_Objective_:
Copy out the material below in full, but not its images.

-- Start of Stored rows --

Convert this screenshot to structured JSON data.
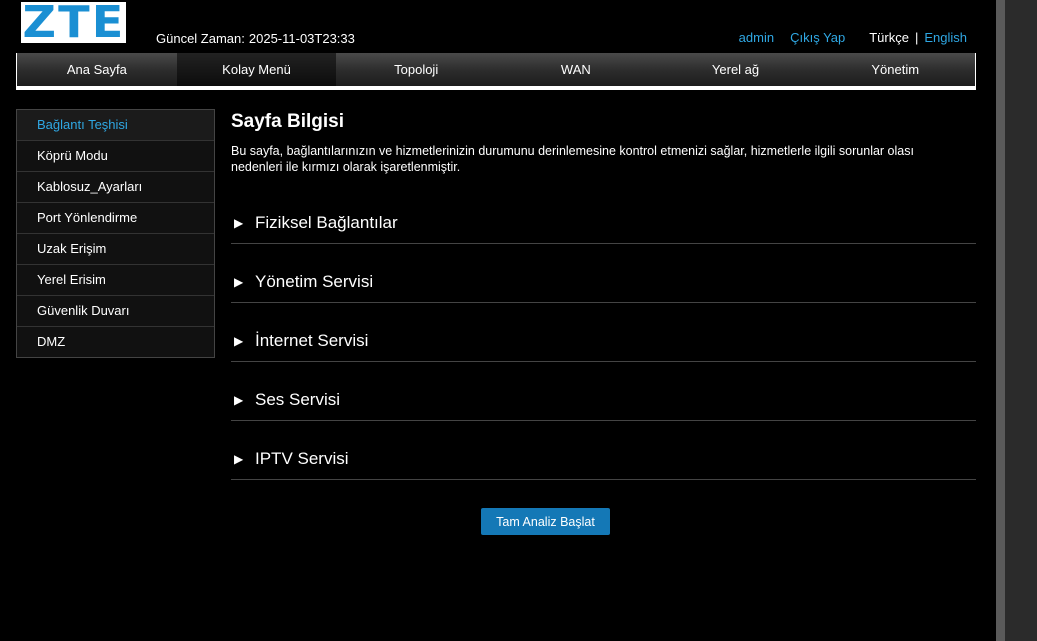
{
  "header": {
    "logo_text": "ZTE",
    "time_label": "Güncel Zaman:",
    "time_value": "2025-11-03T23:33",
    "user": "admin",
    "logout": "Çıkış Yap",
    "lang_current": "Türkçe",
    "lang_separator": "|",
    "lang_other": "English"
  },
  "nav": {
    "items": [
      "Ana Sayfa",
      "Kolay Menü",
      "Topoloji",
      "WAN",
      "Yerel ağ",
      "Yönetim"
    ],
    "active": "Kolay Menü"
  },
  "sidebar": {
    "items": [
      "Bağlantı Teşhisi",
      "Köprü Modu",
      "Kablosuz_Ayarları",
      "Port Yönlendirme",
      "Uzak Erişim",
      "Yerel Erisim",
      "Güvenlik Duvarı",
      "DMZ"
    ],
    "active": "Bağlantı Teşhisi"
  },
  "main": {
    "title": "Sayfa Bilgisi",
    "description": "Bu sayfa, bağlantılarınızın ve hizmetlerinizin durumunu derinlemesine kontrol etmenizi sağlar, hizmetlerle ilgili sorunlar olası nedenleri ile kırmızı olarak işaretlenmiştir.",
    "sections": [
      "Fiziksel Bağlantılar",
      "Yönetim Servisi",
      "İnternet Servisi",
      "Ses Servisi",
      "IPTV Servisi"
    ],
    "arrow_glyph": "▶",
    "button": "Tam Analiz Başlat"
  },
  "colors": {
    "accent": "#2fa7e3",
    "button": "#1478b6",
    "logo": "#1a8fd3"
  }
}
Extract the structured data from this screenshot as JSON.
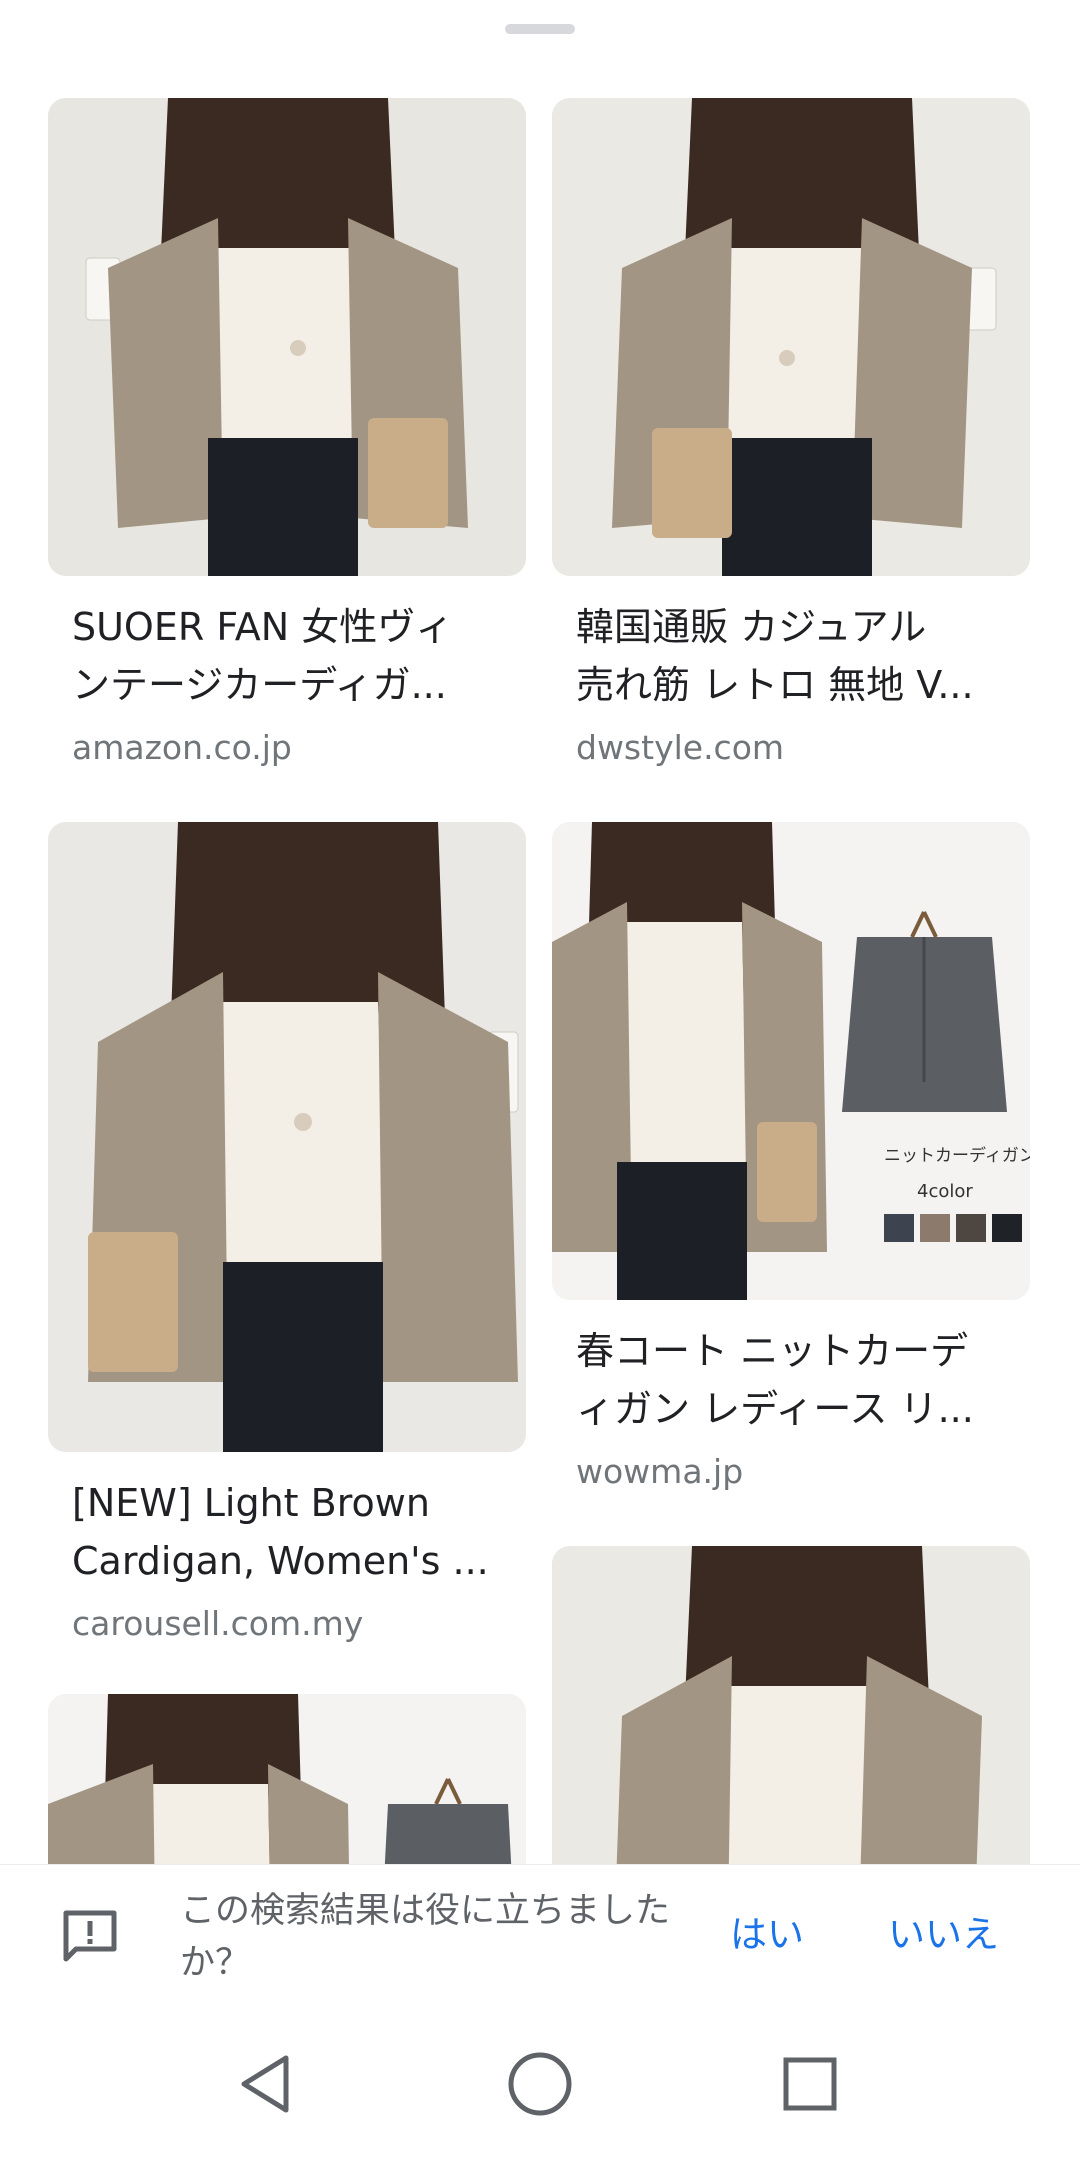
{
  "results": [
    {
      "title_line1": "SUOER FAN 女性ヴィ",
      "title_line2": "ンテージカーディガ...",
      "source": "amazon.co.jp"
    },
    {
      "title_line1": "韓国通販 カジュアル",
      "title_line2": "売れ筋 レトロ 無地 V...",
      "source": "dwstyle.com"
    },
    {
      "title_line1": "[NEW] Light Brown",
      "title_line2": "Cardigan, Women's ...",
      "source": "carousell.com.my"
    },
    {
      "title_line1": "春コート ニットカーデ",
      "title_line2": "ィガン レディース リ...",
      "source": "wowma.jp",
      "image_label": "ニットカーディガン",
      "image_sublabel": "4color",
      "swatches": [
        "#3d4450",
        "#8c7b6c",
        "#4e4640",
        "#1f2227"
      ]
    },
    {
      "title_line1": "",
      "title_line2": "",
      "source": ""
    },
    {
      "title_line1": "",
      "title_line2": "",
      "source": ""
    }
  ],
  "feedback": {
    "question": "この検索結果は役に立ちましたか？",
    "yes_label": "はい",
    "no_label": "いいえ",
    "icon": "feedback-icon"
  },
  "navbar": {
    "back_icon": "back-triangle-icon",
    "home_icon": "home-circle-icon",
    "recent_icon": "recent-square-icon"
  },
  "colors": {
    "accent": "#1a73e8",
    "title_text": "#202124",
    "secondary_text": "#70757a",
    "cardigan": "#a39583",
    "blouse": "#f3efe6",
    "hair": "#3b2a22"
  }
}
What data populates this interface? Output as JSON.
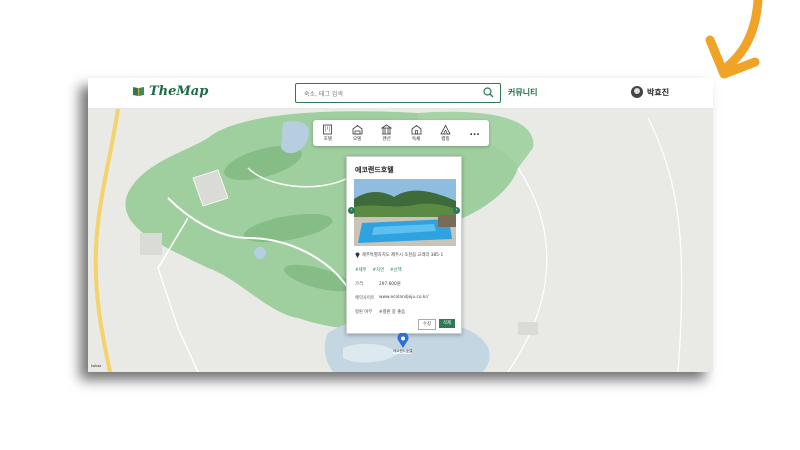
{
  "header": {
    "logo_text": "TheMap",
    "search_placeholder": "숙소, 태그 검색",
    "community_label": "커뮤니티",
    "user_name": "박효진"
  },
  "categories": [
    {
      "label": "호텔",
      "icon": "hotel-icon"
    },
    {
      "label": "모텔",
      "icon": "motel-icon"
    },
    {
      "label": "펜션",
      "icon": "pension-icon"
    },
    {
      "label": "독채",
      "icon": "house-icon"
    },
    {
      "label": "캠핑",
      "icon": "tent-icon"
    }
  ],
  "more_label": "...",
  "card": {
    "title": "에코랜드호텔",
    "address": "제주특별자치도 제주시 조천읍 교래리 385-1",
    "tags": [
      "#제주",
      "#자연",
      "#산책"
    ],
    "price_label": "가격",
    "price_value": "297,600원",
    "site_label": "예약사이트",
    "site_value": "www.ecolandjeju.co.kr/",
    "rating_label": "평판 여부",
    "rating_value": "※평판 중 좋음",
    "edit_label": "수정",
    "delete_label": "삭제",
    "prev_arrow": "‹",
    "next_arrow": "›"
  },
  "marker": {
    "label": "에코랜드호텔"
  },
  "map_attribution": "kakao",
  "colors": {
    "brand": "#2f7a55",
    "map_green": "#9ccd9f",
    "arrow": "#f0a326"
  }
}
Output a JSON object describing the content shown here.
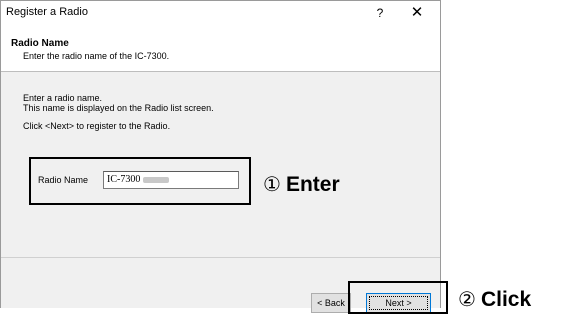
{
  "window": {
    "title": "Register a Radio",
    "help_label": "?",
    "close_label": "✕"
  },
  "header": {
    "title": "Radio Name",
    "subtitle": "Enter the radio name of the IC-7300."
  },
  "body": {
    "instructions": [
      "Enter a radio name.",
      "This name is displayed on the Radio list screen.",
      "Click <Next> to register to the Radio."
    ],
    "field_label": "Radio Name",
    "field_value": "IC-7300"
  },
  "footer": {
    "back_label": "< Back",
    "next_label": "Next >"
  },
  "annotations": {
    "enter_marker": "①",
    "enter_text": "Enter",
    "click_marker": "②",
    "click_text": "Click"
  }
}
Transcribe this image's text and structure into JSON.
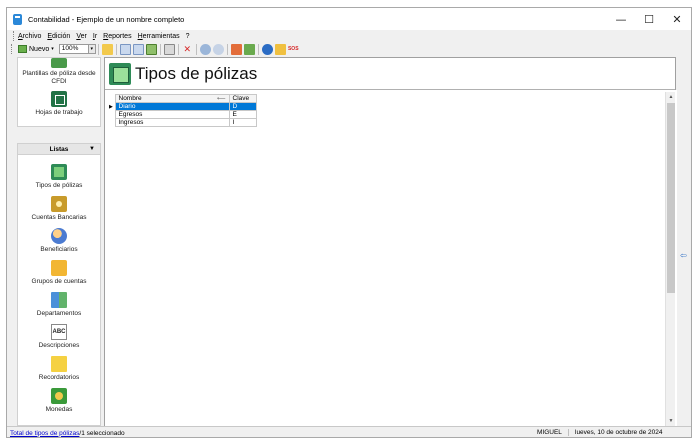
{
  "window": {
    "title": "Contabilidad - Ejemplo de un nombre completo",
    "minimize": "—",
    "maximize": "☐",
    "close": "✕"
  },
  "menu": [
    "Archivo",
    "Edición",
    "Ver",
    "Ir",
    "Reportes",
    "Herramientas",
    "?"
  ],
  "toolbar": {
    "new_label": "Nuevo",
    "new_dropdown": "▾",
    "zoom_value": "100%",
    "zoom_dropdown": "▾"
  },
  "sidebar": {
    "top_items": [
      {
        "label": "Plantillas de póliza desde CFDI",
        "icon": "template-icon"
      },
      {
        "label": "Hojas de trabajo",
        "icon": "spreadsheet-icon"
      }
    ],
    "listas_header": "Listas",
    "listas_arrow": "▼",
    "listas_items": [
      {
        "label": "Tipos de pólizas",
        "icon": "policy-types-icon"
      },
      {
        "label": "Cuentas Bancarias",
        "icon": "bank-accounts-icon"
      },
      {
        "label": "Beneficiarios",
        "icon": "beneficiaries-icon"
      },
      {
        "label": "Grupos de cuentas",
        "icon": "account-groups-icon"
      },
      {
        "label": "Departamentos",
        "icon": "departments-icon"
      },
      {
        "label": "Descripciones",
        "icon": "descriptions-icon"
      },
      {
        "label": "Recordatorios",
        "icon": "reminders-icon"
      },
      {
        "label": "Monedas",
        "icon": "currencies-icon"
      }
    ]
  },
  "main": {
    "title": "Tipos de pólizas",
    "table": {
      "columns": [
        "Nombre",
        "Clave"
      ],
      "rows": [
        {
          "nombre": "Diario",
          "clave": "D",
          "selected": true
        },
        {
          "nombre": "Egresos",
          "clave": "E",
          "selected": false
        },
        {
          "nombre": "Ingresos",
          "clave": "I",
          "selected": false
        }
      ],
      "row_indicator": "▶",
      "sort_indicator": "⟵"
    }
  },
  "status": {
    "link": "Total de tipos de pólizas",
    "selection": "/1 seleccionado",
    "user": "MIGUEL",
    "date": "lueves, 10 de octubre de 2024"
  },
  "colors": {
    "selection": "#0078d7",
    "link": "#0000cc"
  }
}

-- End of Stored rows --

_Task solution_:
Convert this screenshot to structured JSON data.
{
  "header": {
    "logo_text": "ZTE",
    "time_label": "Güncel Zaman:",
    "time_value": "2025-11-03T23:33",
    "user": "admin",
    "logout": "Çıkış Yap",
    "lang_current": "Türkçe",
    "lang_separator": "|",
    "lang_other": "English"
  },
  "nav": {
    "items": [
      "Ana Sayfa",
      "Kolay Menü",
      "Topoloji",
      "WAN",
      "Yerel ağ",
      "Yönetim"
    ],
    "active": "Kolay Menü"
  },
  "sidebar": {
    "items": [
      "Bağlantı Teşhisi",
      "Köprü Modu",
      "Kablosuz_Ayarları",
      "Port Yönlendirme",
      "Uzak Erişim",
      "Yerel Erisim",
      "Güvenlik Duvarı",
      "DMZ"
    ],
    "active": "Bağlantı Teşhisi"
  },
  "main": {
    "title": "Sayfa Bilgisi",
    "description": "Bu sayfa, bağlantılarınızın ve hizmetlerinizin durumunu derinlemesine kontrol etmenizi sağlar, hizmetlerle ilgili sorunlar olası nedenleri ile kırmızı olarak işaretlenmiştir.",
    "sections": [
      "Fiziksel Bağlantılar",
      "Yönetim Servisi",
      "İnternet Servisi",
      "Ses Servisi",
      "IPTV Servisi"
    ],
    "arrow_glyph": "▶",
    "button": "Tam Analiz Başlat"
  },
  "colors": {
    "accent": "#2fa7e3",
    "button": "#1478b6",
    "logo": "#1a8fd3"
  }
}
Extract the structured data from this screenshot as JSON.
{
  "results": [
    {
      "title_line1": "SUOER FAN 女性ヴィ",
      "title_line2": "ンテージカーディガ...",
      "source": "amazon.co.jp"
    },
    {
      "title_line1": "韓国通販 カジュアル",
      "title_line2": "売れ筋 レトロ 無地 V...",
      "source": "dwstyle.com"
    },
    {
      "title_line1": "[NEW] Light Brown",
      "title_line2": "Cardigan, Women's ...",
      "source": "carousell.com.my"
    },
    {
      "title_line1": "春コート ニットカーデ",
      "title_line2": "ィガン レディース リ...",
      "source": "wowma.jp",
      "image_label": "ニットカーディガン",
      "image_sublabel": "4color",
      "swatches": [
        "#3d4450",
        "#8c7b6c",
        "#4e4640",
        "#1f2227"
      ]
    },
    {
      "title_line1": "",
      "title_line2": "",
      "source": ""
    },
    {
      "title_line1": "",
      "title_line2": "",
      "source": ""
    }
  ],
  "feedback": {
    "question": "この検索結果は役に立ちましたか？",
    "yes_label": "はい",
    "no_label": "いいえ",
    "icon": "feedback-icon"
  },
  "navbar": {
    "back_icon": "back-triangle-icon",
    "home_icon": "home-circle-icon",
    "recent_icon": "recent-square-icon"
  },
  "colors": {
    "accent": "#1a73e8",
    "title_text": "#202124",
    "secondary_text": "#70757a",
    "cardigan": "#a39583",
    "blouse": "#f3efe6",
    "hair": "#3b2a22"
  }
}
What data populates this interface? Output as JSON.
{
  "header": {
    "logo_text": "TheMap",
    "search_placeholder": "숙소, 태그 검색",
    "community_label": "커뮤니티",
    "user_name": "박효진"
  },
  "categories": [
    {
      "label": "호텔",
      "icon": "hotel-icon"
    },
    {
      "label": "모텔",
      "icon": "motel-icon"
    },
    {
      "label": "펜션",
      "icon": "pension-icon"
    },
    {
      "label": "독채",
      "icon": "house-icon"
    },
    {
      "label": "캠핑",
      "icon": "tent-icon"
    }
  ],
  "more_label": "...",
  "card": {
    "title": "에코랜드호텔",
    "address": "제주특별자치도 제주시 조천읍 교래리 385-1",
    "tags": [
      "#제주",
      "#자연",
      "#산책"
    ],
    "price_label": "가격",
    "price_value": "297,600원",
    "site_label": "예약사이트",
    "site_value": "www.ecolandjeju.co.kr/",
    "rating_label": "평판 여부",
    "rating_value": "※평판 중 좋음",
    "edit_label": "수정",
    "delete_label": "삭제",
    "prev_arrow": "‹",
    "next_arrow": "›"
  },
  "marker": {
    "label": "에코랜드호텔"
  },
  "map_attribution": "kakao",
  "colors": {
    "brand": "#2f7a55",
    "map_green": "#9ccd9f",
    "arrow": "#f0a326"
  }
}
Output a JSON object describing the content shown here.
{
  "window": {
    "title": "Register a Radio",
    "help_label": "?",
    "close_label": "✕"
  },
  "header": {
    "title": "Radio Name",
    "subtitle": "Enter the radio name of the IC-7300."
  },
  "body": {
    "instructions": [
      "Enter a radio name.",
      "This name is displayed on the Radio list screen.",
      "Click <Next> to register to the Radio."
    ],
    "field_label": "Radio Name",
    "field_value": "IC-7300"
  },
  "footer": {
    "back_label": "< Back",
    "next_label": "Next >"
  },
  "annotations": {
    "enter_marker": "①",
    "enter_text": "Enter",
    "click_marker": "②",
    "click_text": "Click"
  }
}
Transcribe this image's text and structure into JSON.
{
  "window": {
    "title": "Contabilidad - Ejemplo de un nombre completo",
    "minimize": "—",
    "maximize": "☐",
    "close": "✕"
  },
  "menu": [
    "Archivo",
    "Edición",
    "Ver",
    "Ir",
    "Reportes",
    "Herramientas",
    "?"
  ],
  "toolbar": {
    "new_label": "Nuevo",
    "new_dropdown": "▾",
    "zoom_value": "100%",
    "zoom_dropdown": "▾"
  },
  "sidebar": {
    "top_items": [
      {
        "label": "Plantillas de póliza desde CFDI",
        "icon": "template-icon"
      },
      {
        "label": "Hojas de trabajo",
        "icon": "spreadsheet-icon"
      }
    ],
    "listas_header": "Listas",
    "listas_arrow": "▼",
    "listas_items": [
      {
        "label": "Tipos de pólizas",
        "icon": "policy-types-icon"
      },
      {
        "label": "Cuentas Bancarias",
        "icon": "bank-accounts-icon"
      },
      {
        "label": "Beneficiarios",
        "icon": "beneficiaries-icon"
      },
      {
        "label": "Grupos de cuentas",
        "icon": "account-groups-icon"
      },
      {
        "label": "Departamentos",
        "icon": "departments-icon"
      },
      {
        "label": "Descripciones",
        "icon": "descriptions-icon"
      },
      {
        "label": "Recordatorios",
        "icon": "reminders-icon"
      },
      {
        "label": "Monedas",
        "icon": "currencies-icon"
      }
    ]
  },
  "main": {
    "title": "Tipos de pólizas",
    "table": {
      "columns": [
        "Nombre",
        "Clave"
      ],
      "rows": [
        {
          "nombre": "Diario",
          "clave": "D",
          "selected": true
        },
        {
          "nombre": "Egresos",
          "clave": "E",
          "selected": false
        },
        {
          "nombre": "Ingresos",
          "clave": "I",
          "selected": false
        }
      ],
      "row_indicator": "▶",
      "sort_indicator": "⟵"
    }
  },
  "status": {
    "link": "Total de tipos de pólizas",
    "selection": "/1 seleccionado",
    "user": "MIGUEL",
    "date": "lueves, 10 de octubre de 2024"
  },
  "colors": {
    "selection": "#0078d7",
    "link": "#0000cc"
  }
}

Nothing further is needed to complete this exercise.